## Problem requirements:
Gather every line that includes the word "Read", please.

## Records to process:
┄┄┄┄┄┄┄┄┄┄
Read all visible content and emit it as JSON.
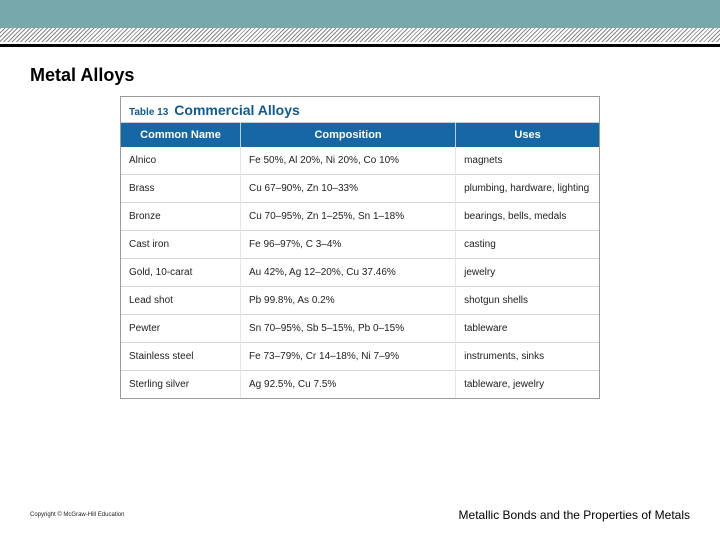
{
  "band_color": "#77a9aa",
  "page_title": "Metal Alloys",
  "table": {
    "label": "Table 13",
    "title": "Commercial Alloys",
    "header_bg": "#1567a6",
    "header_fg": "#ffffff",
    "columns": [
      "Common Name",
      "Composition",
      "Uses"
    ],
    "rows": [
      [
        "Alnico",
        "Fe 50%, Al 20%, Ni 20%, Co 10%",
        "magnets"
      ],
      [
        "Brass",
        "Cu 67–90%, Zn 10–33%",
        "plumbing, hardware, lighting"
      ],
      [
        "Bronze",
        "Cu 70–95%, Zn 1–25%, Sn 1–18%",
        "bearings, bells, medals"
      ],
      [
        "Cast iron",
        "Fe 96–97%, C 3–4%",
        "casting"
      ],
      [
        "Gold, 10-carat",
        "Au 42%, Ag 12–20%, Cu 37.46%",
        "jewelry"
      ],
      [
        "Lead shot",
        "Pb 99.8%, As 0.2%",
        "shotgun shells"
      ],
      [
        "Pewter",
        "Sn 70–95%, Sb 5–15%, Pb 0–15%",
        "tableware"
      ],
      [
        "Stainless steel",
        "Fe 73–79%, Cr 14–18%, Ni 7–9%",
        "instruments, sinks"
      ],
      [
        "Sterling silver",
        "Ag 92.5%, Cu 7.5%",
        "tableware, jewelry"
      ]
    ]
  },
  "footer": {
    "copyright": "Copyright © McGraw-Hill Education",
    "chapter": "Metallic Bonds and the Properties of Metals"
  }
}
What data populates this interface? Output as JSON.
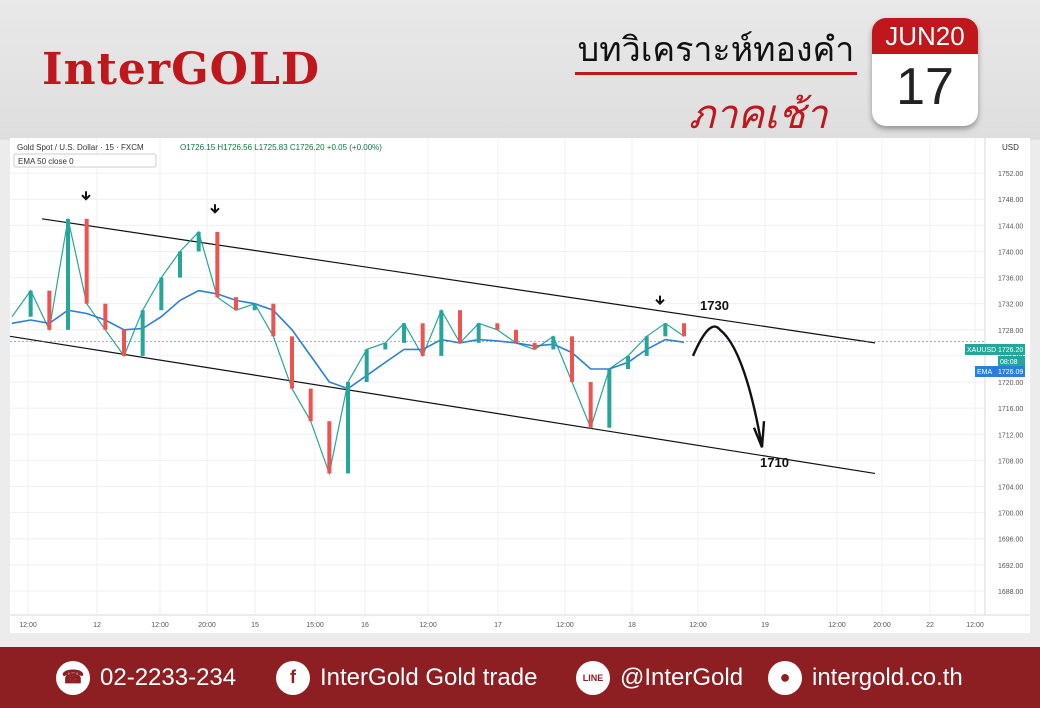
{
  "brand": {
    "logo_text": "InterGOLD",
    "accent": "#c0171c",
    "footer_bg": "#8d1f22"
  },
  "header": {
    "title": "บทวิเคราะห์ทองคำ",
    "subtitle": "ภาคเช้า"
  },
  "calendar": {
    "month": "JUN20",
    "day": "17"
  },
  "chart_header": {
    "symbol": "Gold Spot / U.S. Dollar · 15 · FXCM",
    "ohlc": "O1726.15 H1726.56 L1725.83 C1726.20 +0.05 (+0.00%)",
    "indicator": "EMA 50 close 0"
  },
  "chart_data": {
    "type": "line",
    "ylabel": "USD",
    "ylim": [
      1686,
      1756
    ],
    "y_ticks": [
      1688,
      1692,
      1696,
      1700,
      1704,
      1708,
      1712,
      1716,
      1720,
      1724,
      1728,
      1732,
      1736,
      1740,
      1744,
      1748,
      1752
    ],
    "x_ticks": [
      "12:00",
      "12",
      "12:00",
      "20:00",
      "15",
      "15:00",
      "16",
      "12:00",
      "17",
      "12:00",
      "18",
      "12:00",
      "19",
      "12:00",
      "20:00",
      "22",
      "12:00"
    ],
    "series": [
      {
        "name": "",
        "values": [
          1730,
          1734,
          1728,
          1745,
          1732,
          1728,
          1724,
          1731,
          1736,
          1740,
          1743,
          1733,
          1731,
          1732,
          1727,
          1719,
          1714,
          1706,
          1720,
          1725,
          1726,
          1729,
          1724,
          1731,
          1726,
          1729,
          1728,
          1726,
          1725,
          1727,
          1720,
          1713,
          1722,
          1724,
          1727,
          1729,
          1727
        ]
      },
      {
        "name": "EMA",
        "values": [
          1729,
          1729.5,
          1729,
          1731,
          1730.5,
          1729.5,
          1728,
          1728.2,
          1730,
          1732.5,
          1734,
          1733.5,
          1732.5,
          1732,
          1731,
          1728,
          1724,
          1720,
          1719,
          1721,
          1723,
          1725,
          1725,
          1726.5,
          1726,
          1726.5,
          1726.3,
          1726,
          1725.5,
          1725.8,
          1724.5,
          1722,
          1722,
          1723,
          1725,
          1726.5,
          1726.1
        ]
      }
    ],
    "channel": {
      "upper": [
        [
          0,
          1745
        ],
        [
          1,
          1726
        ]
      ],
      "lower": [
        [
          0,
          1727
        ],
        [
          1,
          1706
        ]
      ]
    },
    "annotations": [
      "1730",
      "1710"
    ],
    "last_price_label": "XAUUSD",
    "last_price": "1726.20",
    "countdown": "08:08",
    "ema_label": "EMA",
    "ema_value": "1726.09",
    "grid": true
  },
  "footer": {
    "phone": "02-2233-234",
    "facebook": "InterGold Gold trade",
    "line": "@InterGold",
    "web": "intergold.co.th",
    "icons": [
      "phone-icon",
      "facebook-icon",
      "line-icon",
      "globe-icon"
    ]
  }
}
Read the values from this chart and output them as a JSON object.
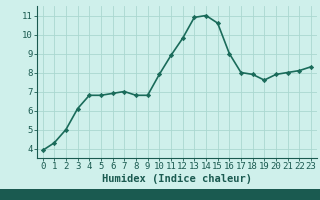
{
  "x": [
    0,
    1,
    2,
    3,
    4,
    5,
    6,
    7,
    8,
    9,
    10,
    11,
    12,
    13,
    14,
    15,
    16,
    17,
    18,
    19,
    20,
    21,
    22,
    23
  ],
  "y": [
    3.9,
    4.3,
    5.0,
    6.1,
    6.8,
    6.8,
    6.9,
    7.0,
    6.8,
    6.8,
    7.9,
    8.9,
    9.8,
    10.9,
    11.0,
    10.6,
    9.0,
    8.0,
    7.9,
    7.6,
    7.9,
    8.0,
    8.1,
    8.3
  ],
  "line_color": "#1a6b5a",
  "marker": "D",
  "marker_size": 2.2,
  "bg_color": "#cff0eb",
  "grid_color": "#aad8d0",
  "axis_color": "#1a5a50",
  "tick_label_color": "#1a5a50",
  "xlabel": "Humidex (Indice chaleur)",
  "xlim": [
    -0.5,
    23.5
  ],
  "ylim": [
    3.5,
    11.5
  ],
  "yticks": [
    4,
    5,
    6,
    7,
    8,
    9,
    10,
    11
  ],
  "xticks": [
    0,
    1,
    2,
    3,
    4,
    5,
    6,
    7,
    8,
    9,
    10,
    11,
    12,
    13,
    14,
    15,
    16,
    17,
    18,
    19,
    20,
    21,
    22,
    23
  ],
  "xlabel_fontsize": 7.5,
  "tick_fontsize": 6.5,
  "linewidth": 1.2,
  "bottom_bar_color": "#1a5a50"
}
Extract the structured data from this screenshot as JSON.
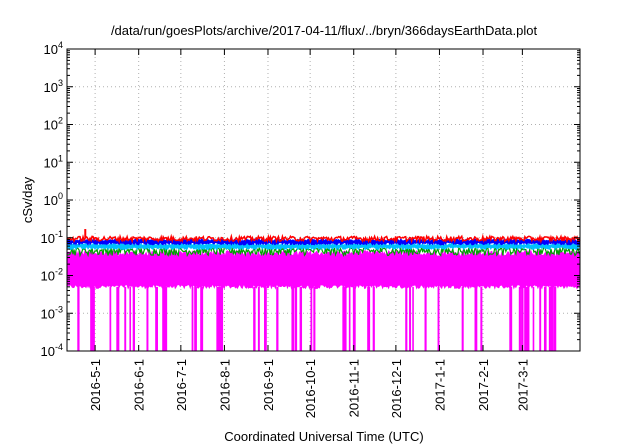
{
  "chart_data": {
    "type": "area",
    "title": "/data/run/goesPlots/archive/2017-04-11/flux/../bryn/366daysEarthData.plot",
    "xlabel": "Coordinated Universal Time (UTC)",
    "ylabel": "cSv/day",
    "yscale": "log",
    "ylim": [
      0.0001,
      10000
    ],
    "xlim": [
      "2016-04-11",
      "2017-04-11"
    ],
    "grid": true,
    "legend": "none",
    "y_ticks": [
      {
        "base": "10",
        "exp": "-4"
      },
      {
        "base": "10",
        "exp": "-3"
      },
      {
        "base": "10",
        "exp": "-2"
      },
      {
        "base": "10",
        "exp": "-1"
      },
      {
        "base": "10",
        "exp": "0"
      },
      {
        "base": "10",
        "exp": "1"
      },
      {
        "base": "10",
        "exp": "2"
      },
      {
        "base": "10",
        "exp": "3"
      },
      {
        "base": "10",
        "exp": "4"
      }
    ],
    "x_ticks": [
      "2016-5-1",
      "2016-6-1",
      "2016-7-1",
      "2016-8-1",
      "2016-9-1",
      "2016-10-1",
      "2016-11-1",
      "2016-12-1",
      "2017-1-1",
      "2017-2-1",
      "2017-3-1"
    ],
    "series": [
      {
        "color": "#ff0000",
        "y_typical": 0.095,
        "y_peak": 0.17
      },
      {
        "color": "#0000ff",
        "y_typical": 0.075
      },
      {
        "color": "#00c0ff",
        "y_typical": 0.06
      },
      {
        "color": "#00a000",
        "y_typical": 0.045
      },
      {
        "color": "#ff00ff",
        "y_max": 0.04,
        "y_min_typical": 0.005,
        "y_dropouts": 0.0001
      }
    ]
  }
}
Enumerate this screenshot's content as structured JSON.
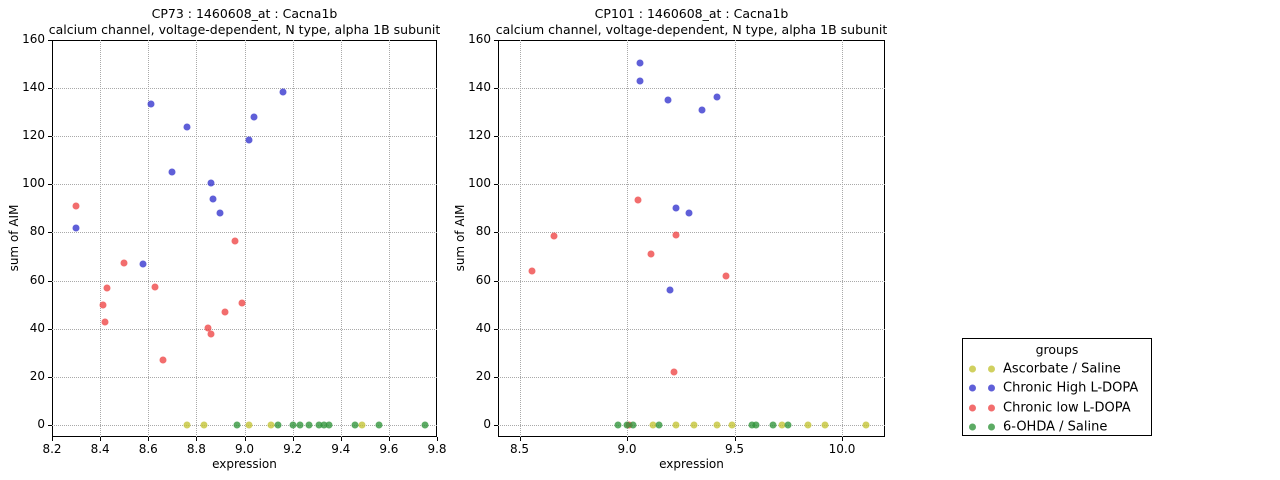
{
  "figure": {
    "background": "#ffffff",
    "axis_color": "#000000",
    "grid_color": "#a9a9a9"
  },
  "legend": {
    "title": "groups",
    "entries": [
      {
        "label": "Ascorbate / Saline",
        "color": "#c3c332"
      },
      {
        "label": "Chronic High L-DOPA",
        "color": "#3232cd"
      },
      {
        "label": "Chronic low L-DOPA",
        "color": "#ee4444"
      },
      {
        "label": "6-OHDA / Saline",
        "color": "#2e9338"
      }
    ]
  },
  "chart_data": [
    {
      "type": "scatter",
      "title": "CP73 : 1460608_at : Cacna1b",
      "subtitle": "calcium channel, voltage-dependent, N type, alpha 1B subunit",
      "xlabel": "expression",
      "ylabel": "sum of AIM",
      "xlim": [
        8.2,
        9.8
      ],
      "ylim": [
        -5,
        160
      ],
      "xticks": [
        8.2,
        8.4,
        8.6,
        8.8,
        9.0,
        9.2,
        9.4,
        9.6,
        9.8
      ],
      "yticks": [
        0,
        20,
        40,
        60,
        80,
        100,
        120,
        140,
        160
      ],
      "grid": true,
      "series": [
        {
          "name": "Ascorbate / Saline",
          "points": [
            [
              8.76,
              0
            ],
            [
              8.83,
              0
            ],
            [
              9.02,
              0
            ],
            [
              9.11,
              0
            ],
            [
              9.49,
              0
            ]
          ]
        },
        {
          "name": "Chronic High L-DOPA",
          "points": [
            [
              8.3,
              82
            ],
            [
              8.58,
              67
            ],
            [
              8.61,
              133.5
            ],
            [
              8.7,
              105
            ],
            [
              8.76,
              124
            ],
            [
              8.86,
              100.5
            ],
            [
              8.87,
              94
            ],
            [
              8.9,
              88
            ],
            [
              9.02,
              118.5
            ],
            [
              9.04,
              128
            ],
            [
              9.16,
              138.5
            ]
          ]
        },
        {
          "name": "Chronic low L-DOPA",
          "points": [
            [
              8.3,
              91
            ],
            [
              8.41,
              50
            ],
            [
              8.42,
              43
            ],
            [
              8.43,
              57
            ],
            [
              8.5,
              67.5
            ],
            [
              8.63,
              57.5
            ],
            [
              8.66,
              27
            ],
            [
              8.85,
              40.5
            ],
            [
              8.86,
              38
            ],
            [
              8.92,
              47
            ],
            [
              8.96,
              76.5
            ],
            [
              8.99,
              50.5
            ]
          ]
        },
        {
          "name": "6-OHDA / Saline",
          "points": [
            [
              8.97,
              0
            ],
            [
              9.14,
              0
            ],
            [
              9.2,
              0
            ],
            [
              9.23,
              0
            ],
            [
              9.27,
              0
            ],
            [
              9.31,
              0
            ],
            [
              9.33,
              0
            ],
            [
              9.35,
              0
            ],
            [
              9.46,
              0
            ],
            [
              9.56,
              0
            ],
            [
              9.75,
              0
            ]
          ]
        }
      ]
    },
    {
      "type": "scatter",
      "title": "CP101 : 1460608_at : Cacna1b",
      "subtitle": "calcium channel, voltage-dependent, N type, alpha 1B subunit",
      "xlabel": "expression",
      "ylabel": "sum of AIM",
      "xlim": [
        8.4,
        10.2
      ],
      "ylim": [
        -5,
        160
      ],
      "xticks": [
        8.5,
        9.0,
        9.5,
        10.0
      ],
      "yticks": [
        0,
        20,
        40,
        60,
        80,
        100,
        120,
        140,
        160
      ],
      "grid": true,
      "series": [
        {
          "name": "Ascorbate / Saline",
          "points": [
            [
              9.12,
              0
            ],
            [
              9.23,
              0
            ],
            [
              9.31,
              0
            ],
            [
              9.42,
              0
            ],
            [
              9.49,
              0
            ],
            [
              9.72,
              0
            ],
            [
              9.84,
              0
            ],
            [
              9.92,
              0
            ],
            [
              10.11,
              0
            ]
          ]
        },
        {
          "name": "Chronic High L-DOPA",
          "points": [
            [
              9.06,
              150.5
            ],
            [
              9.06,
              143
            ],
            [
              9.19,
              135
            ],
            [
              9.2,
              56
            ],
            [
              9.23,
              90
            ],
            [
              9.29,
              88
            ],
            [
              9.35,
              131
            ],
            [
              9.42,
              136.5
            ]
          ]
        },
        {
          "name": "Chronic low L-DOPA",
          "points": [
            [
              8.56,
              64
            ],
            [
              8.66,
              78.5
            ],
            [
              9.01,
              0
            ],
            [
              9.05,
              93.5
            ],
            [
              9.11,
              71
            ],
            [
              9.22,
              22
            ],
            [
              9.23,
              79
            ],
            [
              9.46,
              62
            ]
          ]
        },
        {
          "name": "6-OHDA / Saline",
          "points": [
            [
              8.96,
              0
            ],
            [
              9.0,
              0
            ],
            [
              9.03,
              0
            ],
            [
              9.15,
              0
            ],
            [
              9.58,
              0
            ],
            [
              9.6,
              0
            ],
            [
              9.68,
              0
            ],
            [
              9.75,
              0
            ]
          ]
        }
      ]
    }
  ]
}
┄┄┄┄┄┄┄┄┄┄
## Task result:
Read all visible content and emit it as JSON.
Read the values from this chart and output them as a JSON object.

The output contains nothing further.